Below are the records. Gather each line that holds "label".

Data items:
....

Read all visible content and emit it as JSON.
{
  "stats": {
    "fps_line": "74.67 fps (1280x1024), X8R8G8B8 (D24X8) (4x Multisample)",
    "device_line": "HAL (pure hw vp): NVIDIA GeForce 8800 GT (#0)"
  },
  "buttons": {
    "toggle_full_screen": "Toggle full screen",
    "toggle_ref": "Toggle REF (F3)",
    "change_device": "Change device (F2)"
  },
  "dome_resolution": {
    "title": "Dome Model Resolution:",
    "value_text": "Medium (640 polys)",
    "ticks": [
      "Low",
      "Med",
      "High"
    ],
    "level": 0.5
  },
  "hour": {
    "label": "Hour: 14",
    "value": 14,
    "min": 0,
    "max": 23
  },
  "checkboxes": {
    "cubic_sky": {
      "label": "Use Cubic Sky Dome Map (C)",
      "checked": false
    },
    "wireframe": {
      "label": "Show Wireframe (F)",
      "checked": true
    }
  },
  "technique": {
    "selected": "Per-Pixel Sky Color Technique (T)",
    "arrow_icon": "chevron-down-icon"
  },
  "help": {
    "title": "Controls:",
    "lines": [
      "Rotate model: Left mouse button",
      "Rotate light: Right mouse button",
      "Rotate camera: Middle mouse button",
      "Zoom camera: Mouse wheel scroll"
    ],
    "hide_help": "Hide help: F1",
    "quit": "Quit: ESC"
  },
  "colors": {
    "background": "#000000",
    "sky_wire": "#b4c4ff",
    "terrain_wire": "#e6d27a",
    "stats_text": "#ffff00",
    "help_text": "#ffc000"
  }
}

....

WRITTEN ANSWER:
    "label": "Hour: 14",
      "label": "Use Cubic Sky Dome Map (C)",
      "label": "Show Wireframe (F)",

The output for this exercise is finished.